* AVAILABLE DATA
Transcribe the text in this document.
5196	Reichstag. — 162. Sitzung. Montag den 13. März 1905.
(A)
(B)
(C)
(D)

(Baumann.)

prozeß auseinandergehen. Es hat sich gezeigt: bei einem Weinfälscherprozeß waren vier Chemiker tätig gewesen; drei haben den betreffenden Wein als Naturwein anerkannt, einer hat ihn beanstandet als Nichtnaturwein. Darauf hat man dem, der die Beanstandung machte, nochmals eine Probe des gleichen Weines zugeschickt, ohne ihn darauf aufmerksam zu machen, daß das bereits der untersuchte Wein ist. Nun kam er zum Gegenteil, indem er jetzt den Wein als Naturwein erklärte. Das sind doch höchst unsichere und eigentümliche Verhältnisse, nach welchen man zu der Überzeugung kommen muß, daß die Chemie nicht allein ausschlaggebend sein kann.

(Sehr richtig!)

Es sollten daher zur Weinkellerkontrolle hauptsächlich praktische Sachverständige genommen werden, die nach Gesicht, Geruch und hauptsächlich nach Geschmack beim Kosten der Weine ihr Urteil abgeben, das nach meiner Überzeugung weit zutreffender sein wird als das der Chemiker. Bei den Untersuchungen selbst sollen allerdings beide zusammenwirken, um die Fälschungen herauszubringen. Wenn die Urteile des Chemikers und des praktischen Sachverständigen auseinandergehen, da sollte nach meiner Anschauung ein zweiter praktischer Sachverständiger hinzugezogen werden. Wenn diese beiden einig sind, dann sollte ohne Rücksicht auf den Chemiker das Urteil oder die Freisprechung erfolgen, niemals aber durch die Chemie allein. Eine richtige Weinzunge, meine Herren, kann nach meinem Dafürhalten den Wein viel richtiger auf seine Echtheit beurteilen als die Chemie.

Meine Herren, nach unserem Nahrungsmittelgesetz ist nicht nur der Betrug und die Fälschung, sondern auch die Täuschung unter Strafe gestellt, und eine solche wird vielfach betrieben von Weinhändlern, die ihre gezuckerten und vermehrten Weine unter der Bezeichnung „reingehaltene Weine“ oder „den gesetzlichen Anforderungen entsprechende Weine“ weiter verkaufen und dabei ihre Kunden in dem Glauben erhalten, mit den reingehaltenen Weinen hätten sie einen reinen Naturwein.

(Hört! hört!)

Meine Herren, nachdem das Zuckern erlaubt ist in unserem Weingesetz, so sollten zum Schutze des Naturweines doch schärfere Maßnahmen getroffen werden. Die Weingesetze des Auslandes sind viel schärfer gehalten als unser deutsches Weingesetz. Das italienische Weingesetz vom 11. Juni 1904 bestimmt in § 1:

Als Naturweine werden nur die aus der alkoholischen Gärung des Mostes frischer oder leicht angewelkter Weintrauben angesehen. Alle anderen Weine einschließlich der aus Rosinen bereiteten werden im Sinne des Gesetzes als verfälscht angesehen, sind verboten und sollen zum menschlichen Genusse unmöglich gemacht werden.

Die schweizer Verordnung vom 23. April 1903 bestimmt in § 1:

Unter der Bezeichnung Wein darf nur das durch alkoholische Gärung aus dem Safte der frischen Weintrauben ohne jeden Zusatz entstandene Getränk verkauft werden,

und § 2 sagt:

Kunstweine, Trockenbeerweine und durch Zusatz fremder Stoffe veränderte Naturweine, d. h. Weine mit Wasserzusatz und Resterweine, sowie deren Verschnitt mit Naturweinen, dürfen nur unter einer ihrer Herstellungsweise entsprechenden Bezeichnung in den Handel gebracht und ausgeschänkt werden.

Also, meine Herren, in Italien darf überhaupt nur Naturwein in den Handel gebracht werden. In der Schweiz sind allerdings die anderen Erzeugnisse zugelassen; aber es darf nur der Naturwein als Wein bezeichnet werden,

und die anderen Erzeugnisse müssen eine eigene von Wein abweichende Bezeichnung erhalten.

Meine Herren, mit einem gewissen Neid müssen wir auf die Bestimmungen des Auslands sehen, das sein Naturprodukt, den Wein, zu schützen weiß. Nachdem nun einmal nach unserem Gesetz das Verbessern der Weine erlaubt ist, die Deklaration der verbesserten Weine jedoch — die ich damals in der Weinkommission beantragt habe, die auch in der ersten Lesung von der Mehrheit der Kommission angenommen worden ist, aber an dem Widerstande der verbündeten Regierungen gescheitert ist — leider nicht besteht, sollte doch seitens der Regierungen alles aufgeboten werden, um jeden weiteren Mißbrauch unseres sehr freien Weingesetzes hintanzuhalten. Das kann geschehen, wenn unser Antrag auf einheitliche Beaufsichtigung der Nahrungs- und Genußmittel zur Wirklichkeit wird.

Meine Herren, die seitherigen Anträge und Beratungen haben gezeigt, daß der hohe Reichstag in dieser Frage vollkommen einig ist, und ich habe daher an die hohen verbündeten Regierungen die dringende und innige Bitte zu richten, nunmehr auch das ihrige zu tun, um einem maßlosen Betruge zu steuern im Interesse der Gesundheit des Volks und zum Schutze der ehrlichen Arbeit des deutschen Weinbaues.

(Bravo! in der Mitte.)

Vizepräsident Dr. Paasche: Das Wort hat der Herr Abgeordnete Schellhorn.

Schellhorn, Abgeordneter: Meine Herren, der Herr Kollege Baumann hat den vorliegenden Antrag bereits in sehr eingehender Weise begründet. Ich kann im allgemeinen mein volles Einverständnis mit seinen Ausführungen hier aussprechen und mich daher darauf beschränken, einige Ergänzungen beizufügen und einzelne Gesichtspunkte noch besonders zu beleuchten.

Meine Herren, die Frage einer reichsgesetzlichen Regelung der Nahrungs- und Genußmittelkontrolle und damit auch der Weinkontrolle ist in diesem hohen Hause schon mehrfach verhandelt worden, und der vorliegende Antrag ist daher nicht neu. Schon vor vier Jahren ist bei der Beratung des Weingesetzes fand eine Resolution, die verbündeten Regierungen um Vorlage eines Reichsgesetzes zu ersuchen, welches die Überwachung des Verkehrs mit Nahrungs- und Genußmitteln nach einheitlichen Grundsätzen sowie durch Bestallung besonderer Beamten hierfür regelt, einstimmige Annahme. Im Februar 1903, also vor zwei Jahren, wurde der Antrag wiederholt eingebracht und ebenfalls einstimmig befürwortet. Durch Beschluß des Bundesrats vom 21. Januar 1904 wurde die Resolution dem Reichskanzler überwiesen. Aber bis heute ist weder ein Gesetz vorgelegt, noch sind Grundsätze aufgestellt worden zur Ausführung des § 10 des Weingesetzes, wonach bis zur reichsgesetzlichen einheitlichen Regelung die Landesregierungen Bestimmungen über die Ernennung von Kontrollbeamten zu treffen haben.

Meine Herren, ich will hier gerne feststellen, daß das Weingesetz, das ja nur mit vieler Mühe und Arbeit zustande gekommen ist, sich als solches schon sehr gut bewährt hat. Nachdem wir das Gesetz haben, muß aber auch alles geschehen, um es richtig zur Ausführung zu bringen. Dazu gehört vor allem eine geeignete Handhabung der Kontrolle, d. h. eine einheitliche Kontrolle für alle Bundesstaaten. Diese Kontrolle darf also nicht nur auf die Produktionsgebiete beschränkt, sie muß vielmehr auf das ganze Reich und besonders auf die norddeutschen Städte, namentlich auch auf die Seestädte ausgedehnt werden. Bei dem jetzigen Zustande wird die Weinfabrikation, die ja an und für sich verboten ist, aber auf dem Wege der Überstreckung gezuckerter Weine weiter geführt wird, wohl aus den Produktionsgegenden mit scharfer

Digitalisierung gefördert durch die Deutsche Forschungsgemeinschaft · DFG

* WORK INSTRUCTION
Reproduce each line of the material in which the string "sollen" occurs.

* ANSWER TO THIS TASK
Es sollten daher zur Weinkellerkontrolle hauptsächlich praktische Sachverständige genommen werden, die nach Gesicht, Geruch und hauptsächlich nach Geschmack beim Kosten der Weine ihr Urteil abgeben, das nach meiner Überzeugung weit zutreffender sein wird als das der Chemiker. Bei den Untersuchungen selbst sollen allerdings beide zusammenwirken, um die Fälschungen herauszubringen. Wenn die Urteile des Chemikers und des praktischen Sachverständigen auseinandergehen, da sollte nach meiner Anschauung ein zweiter praktischer Sachverständiger hinzugezogen werden. Wenn diese beiden einig sind, dann sollte ohne Rücksicht auf den Chemiker das Urteil oder die Freisprechung erfolgen, niemals aber durch die Chemie allein. Eine richtige Weinzunge, meine Herren, kann nach meinem Dafürhalten den Wein viel richtiger auf seine Echtheit beurteilen als die Chemie.
Als Naturweine werden nur die aus der alkoholischen Gärung des Mostes frischer oder leicht angewelkter Weintrauben angesehen. Alle anderen Weine einschließlich der aus Rosinen bereiteten werden im Sinne des Gesetzes als verfälscht angesehen, sind verboten und sollen zum menschlichen Genusse unmöglich gemacht werden.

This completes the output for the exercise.